Given data >>
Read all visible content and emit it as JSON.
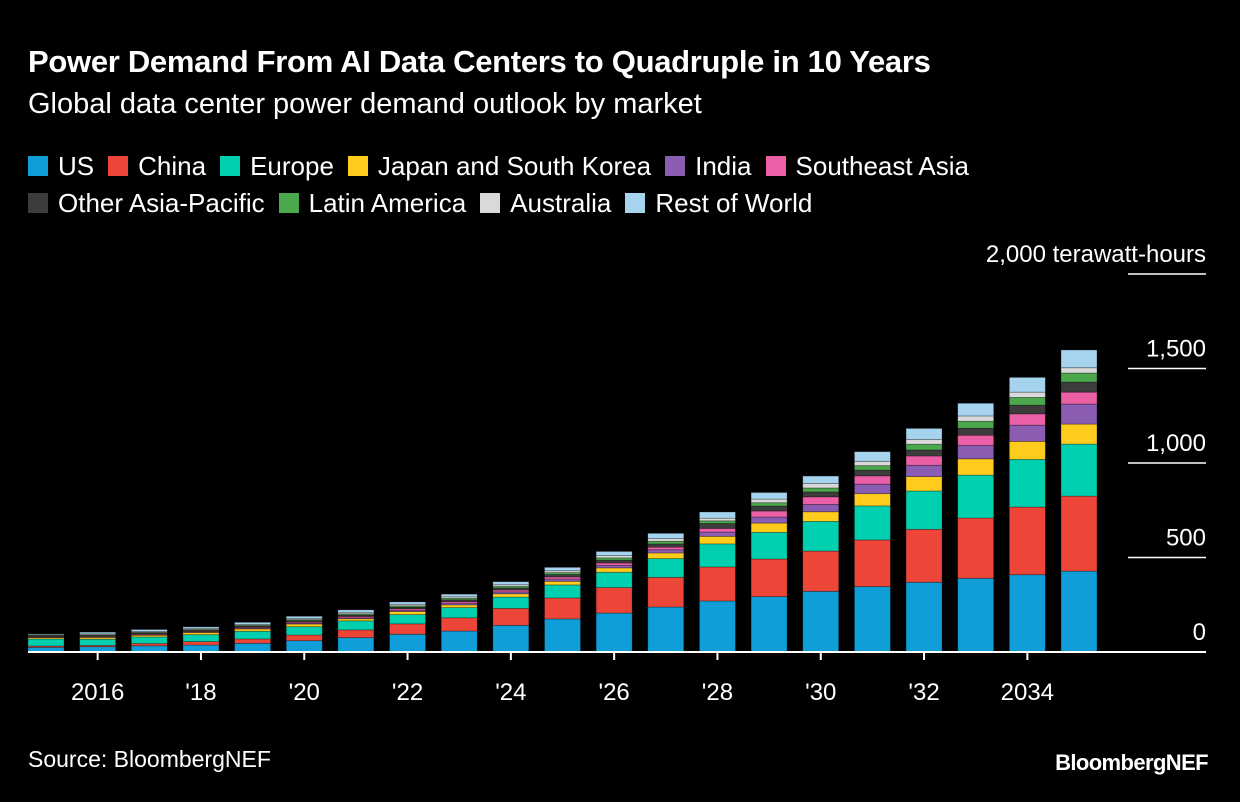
{
  "title": "Power Demand From AI Data Centers to Quadruple in 10 Years",
  "subtitle": "Global data center power demand outlook by market",
  "source": "Source: BloombergNEF",
  "logo": "BloombergNEF",
  "chart_data": {
    "type": "bar",
    "stacked": true,
    "title": "Power Demand From AI Data Centers to Quadruple in 10 Years",
    "subtitle": "Global data center power demand outlook by market",
    "ylabel": "terawatt-hours",
    "ylim": [
      0,
      2000
    ],
    "yticks": [
      0,
      500,
      1000,
      1500,
      2000
    ],
    "ytick_labels": [
      "0",
      "500",
      "1,000",
      "1,500",
      "2,000 terawatt-hours"
    ],
    "x": [
      2015,
      2016,
      2017,
      2018,
      2019,
      2020,
      2021,
      2022,
      2023,
      2024,
      2025,
      2026,
      2027,
      2028,
      2029,
      2030,
      2031,
      2032,
      2033,
      2034,
      2035
    ],
    "xticks": [
      2016,
      2018,
      2020,
      2022,
      2024,
      2026,
      2028,
      2030,
      2032,
      2034
    ],
    "xtick_labels": [
      "2016",
      "'18",
      "'20",
      "'22",
      "'24",
      "'26",
      "'28",
      "'30",
      "'32",
      "2034"
    ],
    "legend_position": "top",
    "grid": true,
    "series": [
      {
        "name": "US",
        "color": "#0f9ed8",
        "values": [
          25,
          28,
          33,
          37,
          46,
          60,
          76,
          94,
          111,
          141,
          175,
          206,
          238,
          270,
          293,
          321,
          346,
          369,
          390,
          409,
          428
        ]
      },
      {
        "name": "China",
        "color": "#ee4539",
        "values": [
          7,
          7,
          12,
          18,
          23,
          30,
          41,
          55,
          70,
          90,
          111,
          135,
          157,
          180,
          199,
          213,
          247,
          280,
          319,
          358,
          397
        ]
      },
      {
        "name": "Europe",
        "color": "#00d0b0",
        "values": [
          37,
          33,
          35,
          37,
          41,
          44,
          48,
          49,
          54,
          60,
          69,
          81,
          99,
          122,
          141,
          157,
          180,
          203,
          227,
          252,
          275
        ]
      },
      {
        "name": "Japan and South Korea",
        "color": "#ffcc1e",
        "values": [
          7,
          9,
          9,
          11,
          12,
          14,
          11,
          16,
          14,
          17,
          19,
          23,
          30,
          40,
          49,
          51,
          65,
          76,
          86,
          95,
          106
        ]
      },
      {
        "name": "India",
        "color": "#8a5db3",
        "values": [
          2,
          2,
          2,
          2,
          3,
          4,
          5,
          6,
          8,
          10,
          12,
          14,
          17,
          23,
          32,
          39,
          50,
          60,
          71,
          86,
          106
        ]
      },
      {
        "name": "Southeast Asia",
        "color": "#ea5fa6",
        "values": [
          3,
          3,
          4,
          4,
          5,
          6,
          7,
          8,
          9,
          10,
          11,
          12,
          14,
          19,
          32,
          40,
          44,
          49,
          54,
          60,
          63
        ]
      },
      {
        "name": "Other Asia-Pacific",
        "color": "#3c3c3c",
        "values": [
          5,
          6,
          6,
          6,
          7,
          8,
          8,
          9,
          10,
          11,
          13,
          15,
          17,
          26,
          26,
          26,
          30,
          32,
          37,
          46,
          53
        ]
      },
      {
        "name": "Latin America",
        "color": "#4ca84d",
        "values": [
          3,
          3,
          3,
          4,
          4,
          5,
          6,
          7,
          8,
          8,
          10,
          12,
          14,
          14,
          18,
          21,
          24,
          30,
          37,
          41,
          48
        ]
      },
      {
        "name": "Australia",
        "color": "#d9d9d9",
        "values": [
          3,
          5,
          5,
          5,
          5,
          6,
          7,
          8,
          8,
          9,
          10,
          12,
          14,
          14,
          19,
          23,
          23,
          26,
          28,
          28,
          28
        ]
      },
      {
        "name": "Rest of World",
        "color": "#a6d4ef",
        "values": [
          4,
          9,
          10,
          9,
          11,
          12,
          14,
          13,
          14,
          16,
          18,
          22,
          28,
          33,
          35,
          40,
          51,
          58,
          67,
          78,
          94
        ]
      }
    ]
  }
}
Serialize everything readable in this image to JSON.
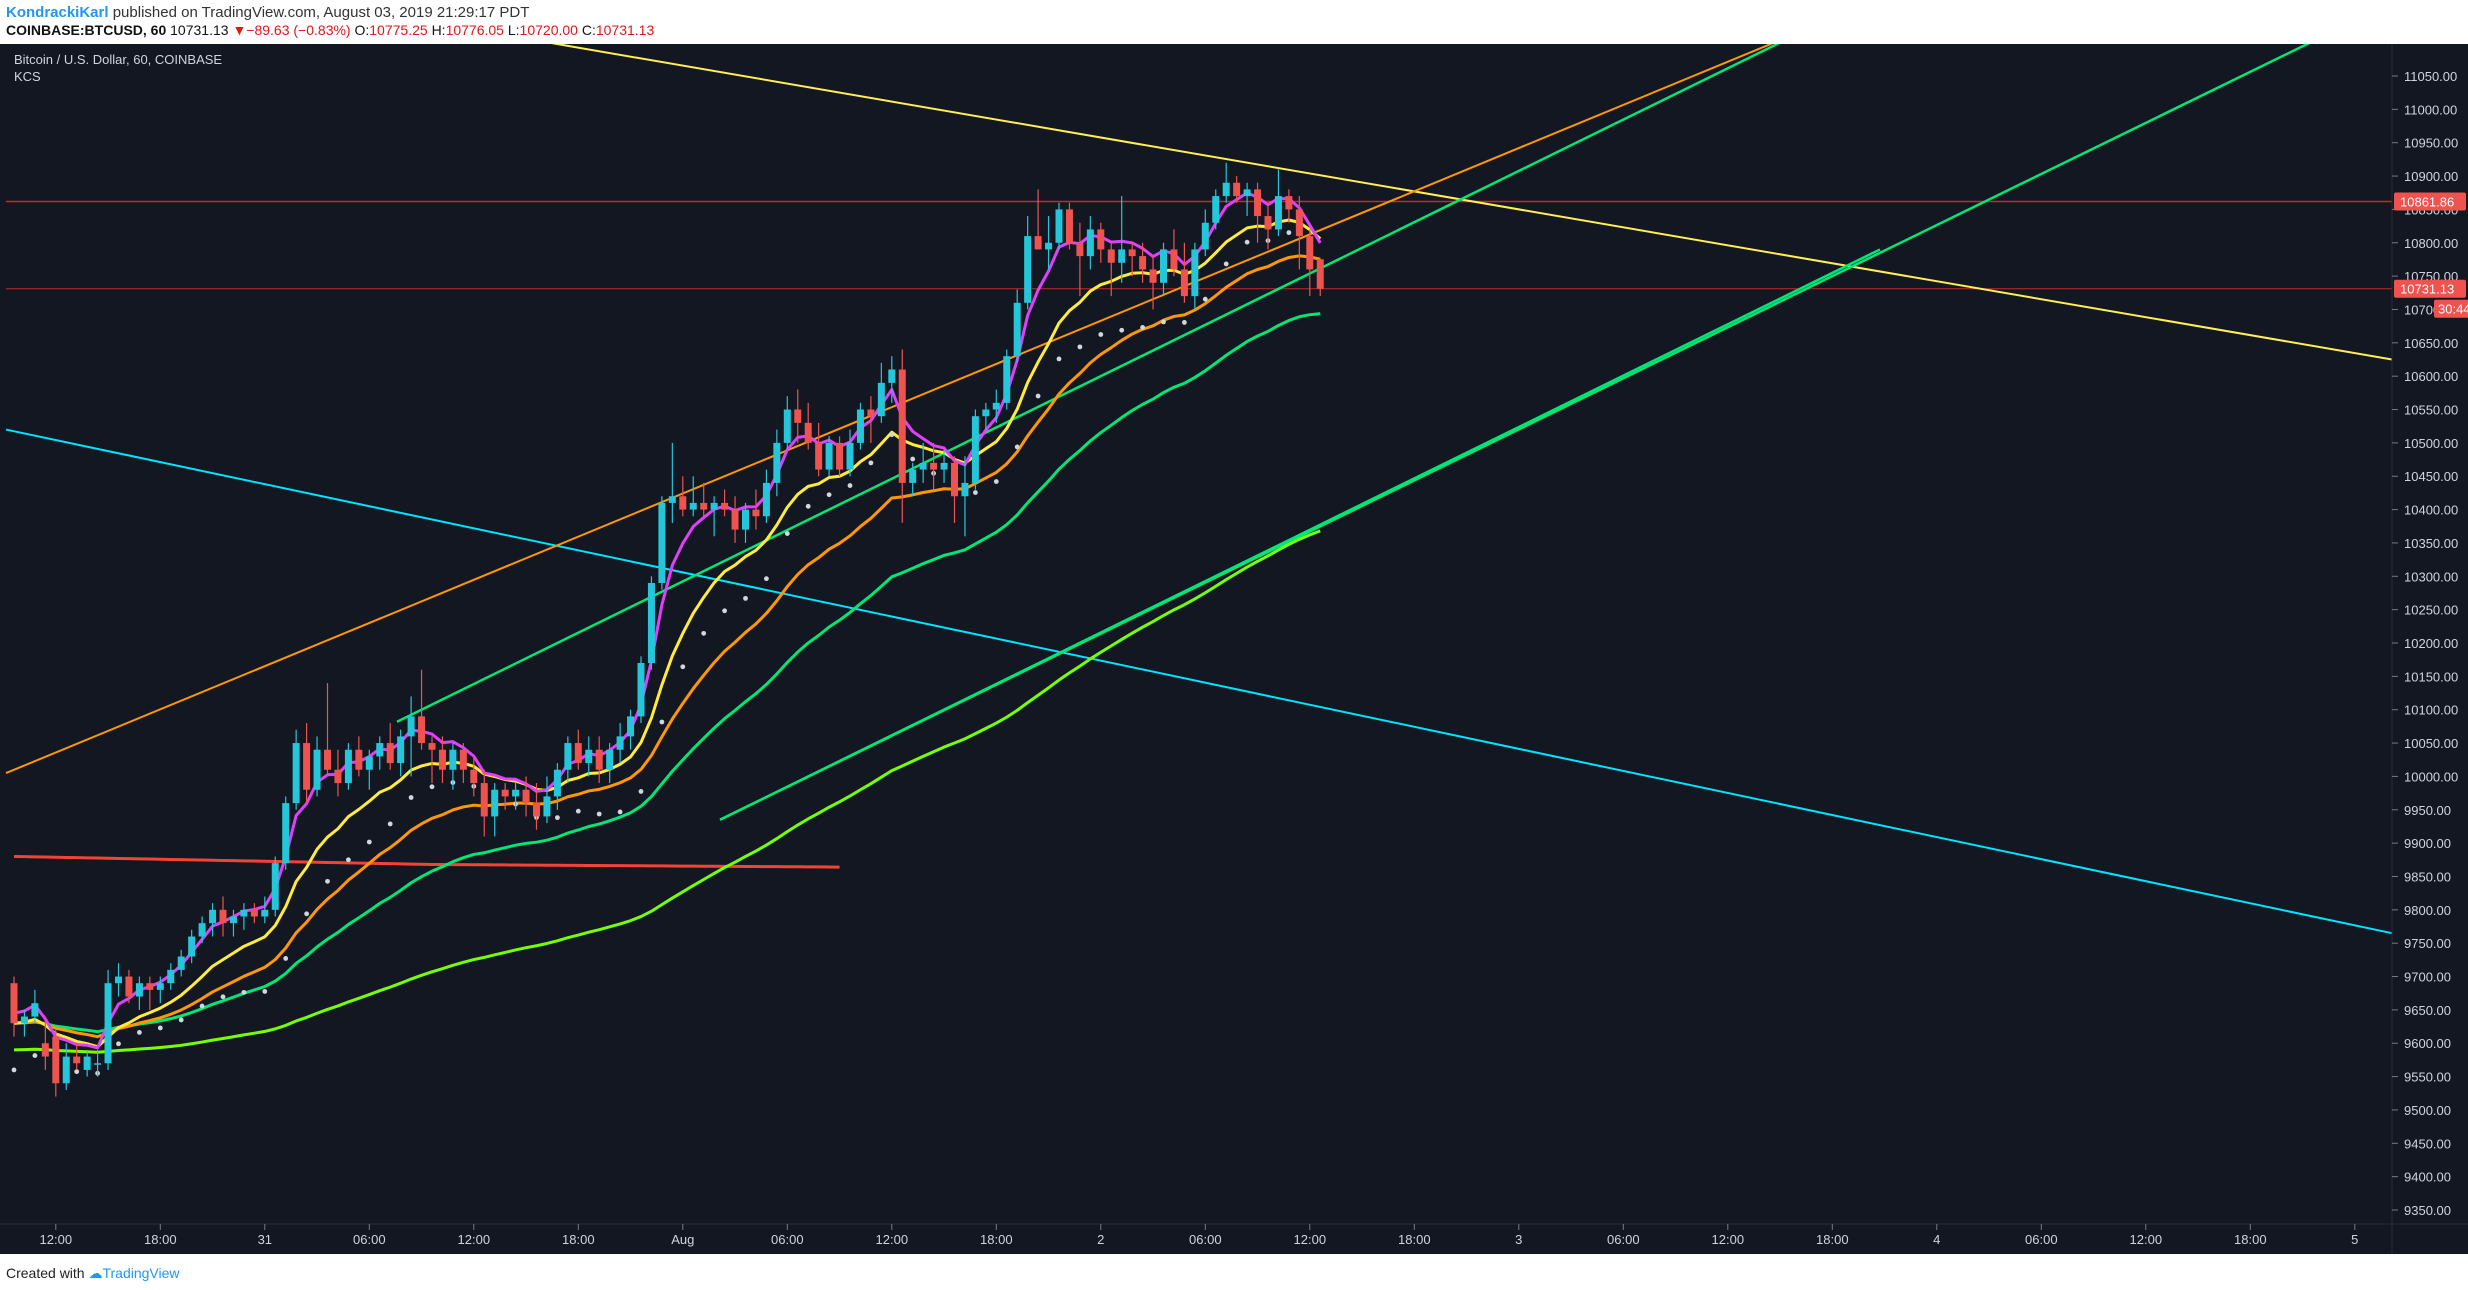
{
  "header": {
    "author": "KondrackiKarl",
    "published_text": " published on TradingView.com, August 03, 2019 21:29:17 PDT",
    "symbol": "COINBASE:BTCUSD, 60",
    "last": "10731.13",
    "arrow": "▼",
    "change": "−89.63 (−0.83%)",
    "o_label": "O:",
    "o_value": "10775.25",
    "h_label": "H:",
    "h_value": "10776.05",
    "l_label": "L:",
    "l_value": "10720.00",
    "c_label": "C:",
    "c_value": "10731.13"
  },
  "legend": {
    "title": "Bitcoin / U.S. Dollar, 60, COINBASE",
    "indicator": "KCS"
  },
  "footer": {
    "created": "Created with",
    "brand": "TradingView"
  },
  "colors": {
    "background": "#131722",
    "axis_bg": "#131722",
    "up": "#26c6da",
    "down": "#ef5350",
    "ema_fast": "#e040fb",
    "ema_mid": "#ffeb3b",
    "ema_slow": "#ff9800",
    "ema_green": "#00e676",
    "ema_green2": "#76ff03",
    "sma_red": "#f44336",
    "psar": "#cfd8dc",
    "trend_yellow": "#ffee58",
    "trend_cyan": "#00e5ff",
    "trend_orange": "#ff9800",
    "trend_green": "#00e676",
    "hline_red": "#c62828",
    "price_tag": "#ef5350"
  },
  "chart_data": {
    "type": "candlestick",
    "title": "Bitcoin / U.S. Dollar, 60, COINBASE",
    "ylim": [
      9300,
      11100
    ],
    "y_ticks": [
      9350,
      9400,
      9450,
      9500,
      9550,
      9600,
      9650,
      9700,
      9750,
      9800,
      9850,
      9900,
      9950,
      10000,
      10050,
      10100,
      10150,
      10200,
      10250,
      10300,
      10350,
      10400,
      10450,
      10500,
      10550,
      10600,
      10650,
      10700,
      10750,
      10800,
      10850,
      10900,
      10950,
      11000,
      11050
    ],
    "x_ticks": [
      {
        "label": "12:00",
        "i": 4
      },
      {
        "label": "18:00",
        "i": 14
      },
      {
        "label": "31",
        "i": 24
      },
      {
        "label": "06:00",
        "i": 34
      },
      {
        "label": "12:00",
        "i": 44
      },
      {
        "label": "18:00",
        "i": 54
      },
      {
        "label": "Aug",
        "i": 64
      },
      {
        "label": "06:00",
        "i": 74
      },
      {
        "label": "12:00",
        "i": 84
      },
      {
        "label": "18:00",
        "i": 94
      },
      {
        "label": "2",
        "i": 104
      },
      {
        "label": "06:00",
        "i": 114
      },
      {
        "label": "12:00",
        "i": 124
      },
      {
        "label": "18:00",
        "i": 134
      },
      {
        "label": "3",
        "i": 144
      },
      {
        "label": "06:00",
        "i": 154
      },
      {
        "label": "12:00",
        "i": 164
      },
      {
        "label": "18:00",
        "i": 174
      },
      {
        "label": "4",
        "i": 184
      },
      {
        "label": "06:00",
        "i": 194
      },
      {
        "label": "12:00",
        "i": 204
      },
      {
        "label": "18:00",
        "i": 214
      },
      {
        "label": "5",
        "i": 224
      }
    ],
    "candles": [
      [
        9690,
        9700,
        9610,
        9630
      ],
      [
        9630,
        9650,
        9610,
        9640
      ],
      [
        9640,
        9680,
        9630,
        9660
      ],
      [
        9600,
        9640,
        9560,
        9580
      ],
      [
        9610,
        9620,
        9520,
        9540
      ],
      [
        9540,
        9600,
        9530,
        9580
      ],
      [
        9580,
        9600,
        9560,
        9570
      ],
      [
        9560,
        9590,
        9550,
        9580
      ],
      [
        9570,
        9590,
        9550,
        9570
      ],
      [
        9570,
        9710,
        9560,
        9690
      ],
      [
        9690,
        9720,
        9670,
        9700
      ],
      [
        9700,
        9710,
        9660,
        9670
      ],
      [
        9670,
        9700,
        9650,
        9690
      ],
      [
        9690,
        9700,
        9650,
        9680
      ],
      [
        9680,
        9700,
        9660,
        9690
      ],
      [
        9690,
        9720,
        9680,
        9710
      ],
      [
        9710,
        9740,
        9700,
        9730
      ],
      [
        9730,
        9770,
        9720,
        9760
      ],
      [
        9760,
        9790,
        9750,
        9780
      ],
      [
        9780,
        9810,
        9760,
        9800
      ],
      [
        9800,
        9820,
        9760,
        9780
      ],
      [
        9780,
        9800,
        9760,
        9790
      ],
      [
        9790,
        9810,
        9770,
        9800
      ],
      [
        9800,
        9810,
        9780,
        9790
      ],
      [
        9790,
        9820,
        9780,
        9800
      ],
      [
        9800,
        9880,
        9790,
        9870
      ],
      [
        9870,
        9970,
        9860,
        9960
      ],
      [
        9960,
        10070,
        9950,
        10050
      ],
      [
        10050,
        10080,
        9960,
        9980
      ],
      [
        9980,
        10060,
        9970,
        10040
      ],
      [
        10040,
        10140,
        10000,
        10010
      ],
      [
        10010,
        10040,
        9970,
        9990
      ],
      [
        9990,
        10050,
        9980,
        10040
      ],
      [
        10040,
        10060,
        10000,
        10010
      ],
      [
        10010,
        10040,
        9980,
        10030
      ],
      [
        10030,
        10060,
        10010,
        10050
      ],
      [
        10050,
        10080,
        10010,
        10020
      ],
      [
        10020,
        10070,
        10000,
        10060
      ],
      [
        10060,
        10120,
        10000,
        10090
      ],
      [
        10090,
        10160,
        10040,
        10050
      ],
      [
        10050,
        10060,
        9990,
        10040
      ],
      [
        10040,
        10060,
        9990,
        10010
      ],
      [
        10010,
        10050,
        9980,
        10040
      ],
      [
        10040,
        10050,
        9990,
        10010
      ],
      [
        10010,
        10030,
        9970,
        9990
      ],
      [
        9990,
        10010,
        9910,
        9940
      ],
      [
        9940,
        9990,
        9910,
        9980
      ],
      [
        9980,
        9990,
        9950,
        9970
      ],
      [
        9970,
        9990,
        9950,
        9980
      ],
      [
        9980,
        10000,
        9940,
        9960
      ],
      [
        9960,
        9990,
        9920,
        9940
      ],
      [
        9940,
        10000,
        9930,
        9970
      ],
      [
        9970,
        10020,
        9950,
        10010
      ],
      [
        10010,
        10060,
        9990,
        10050
      ],
      [
        10050,
        10070,
        10010,
        10020
      ],
      [
        10020,
        10060,
        10000,
        10040
      ],
      [
        10040,
        10060,
        9990,
        10010
      ],
      [
        10010,
        10050,
        9990,
        10040
      ],
      [
        10040,
        10080,
        10020,
        10060
      ],
      [
        10060,
        10100,
        10040,
        10090
      ],
      [
        10090,
        10180,
        10080,
        10170
      ],
      [
        10170,
        10300,
        10160,
        10290
      ],
      [
        10290,
        10420,
        10280,
        10410
      ],
      [
        10410,
        10500,
        10380,
        10420
      ],
      [
        10420,
        10450,
        10390,
        10400
      ],
      [
        10400,
        10450,
        10390,
        10410
      ],
      [
        10410,
        10440,
        10390,
        10400
      ],
      [
        10400,
        10420,
        10360,
        10410
      ],
      [
        10410,
        10430,
        10390,
        10400
      ],
      [
        10400,
        10420,
        10350,
        10370
      ],
      [
        10370,
        10410,
        10350,
        10400
      ],
      [
        10400,
        10430,
        10370,
        10390
      ],
      [
        10390,
        10460,
        10380,
        10440
      ],
      [
        10440,
        10520,
        10420,
        10500
      ],
      [
        10500,
        10570,
        10490,
        10550
      ],
      [
        10550,
        10580,
        10500,
        10530
      ],
      [
        10530,
        10560,
        10490,
        10500
      ],
      [
        10500,
        10530,
        10450,
        10460
      ],
      [
        10460,
        10510,
        10450,
        10500
      ],
      [
        10500,
        10510,
        10450,
        10460
      ],
      [
        10460,
        10520,
        10450,
        10500
      ],
      [
        10500,
        10560,
        10490,
        10550
      ],
      [
        10550,
        10570,
        10500,
        10540
      ],
      [
        10540,
        10620,
        10530,
        10590
      ],
      [
        10590,
        10630,
        10560,
        10610
      ],
      [
        10610,
        10640,
        10380,
        10440
      ],
      [
        10440,
        10470,
        10420,
        10460
      ],
      [
        10460,
        10500,
        10440,
        10470
      ],
      [
        10470,
        10500,
        10430,
        10460
      ],
      [
        10460,
        10490,
        10440,
        10470
      ],
      [
        10470,
        10480,
        10380,
        10420
      ],
      [
        10420,
        10480,
        10360,
        10440
      ],
      [
        10440,
        10550,
        10430,
        10540
      ],
      [
        10540,
        10560,
        10520,
        10550
      ],
      [
        10550,
        10580,
        10530,
        10560
      ],
      [
        10560,
        10640,
        10550,
        10630
      ],
      [
        10630,
        10730,
        10620,
        10710
      ],
      [
        10710,
        10840,
        10700,
        10810
      ],
      [
        10810,
        10880,
        10790,
        10790
      ],
      [
        10790,
        10840,
        10760,
        10800
      ],
      [
        10800,
        10860,
        10790,
        10850
      ],
      [
        10850,
        10860,
        10790,
        10800
      ],
      [
        10800,
        10830,
        10720,
        10780
      ],
      [
        10780,
        10840,
        10760,
        10820
      ],
      [
        10820,
        10830,
        10770,
        10790
      ],
      [
        10790,
        10800,
        10720,
        10770
      ],
      [
        10770,
        10870,
        10740,
        10790
      ],
      [
        10790,
        10800,
        10750,
        10780
      ],
      [
        10780,
        10800,
        10740,
        10760
      ],
      [
        10760,
        10780,
        10700,
        10740
      ],
      [
        10740,
        10800,
        10720,
        10790
      ],
      [
        10790,
        10820,
        10750,
        10760
      ],
      [
        10760,
        10800,
        10710,
        10720
      ],
      [
        10720,
        10800,
        10700,
        10790
      ],
      [
        10790,
        10850,
        10780,
        10830
      ],
      [
        10830,
        10880,
        10820,
        10870
      ],
      [
        10870,
        10920,
        10860,
        10890
      ],
      [
        10890,
        10900,
        10860,
        10870
      ],
      [
        10870,
        10890,
        10840,
        10880
      ],
      [
        10880,
        10890,
        10800,
        10840
      ],
      [
        10840,
        10860,
        10790,
        10820
      ],
      [
        10820,
        10910,
        10810,
        10870
      ],
      [
        10870,
        10880,
        10830,
        10850
      ],
      [
        10850,
        10870,
        10760,
        10810
      ],
      [
        10810,
        10820,
        10720,
        10760
      ],
      [
        10775.25,
        10776.05,
        10720,
        10731.13
      ]
    ],
    "current_price": 10731.13,
    "countdown": "30:44",
    "hline_price": 10861.86
  }
}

What you have to do >>
Going through the data, tally the lines containing "BloombergNEF" and report only the result.

Completed task >>
2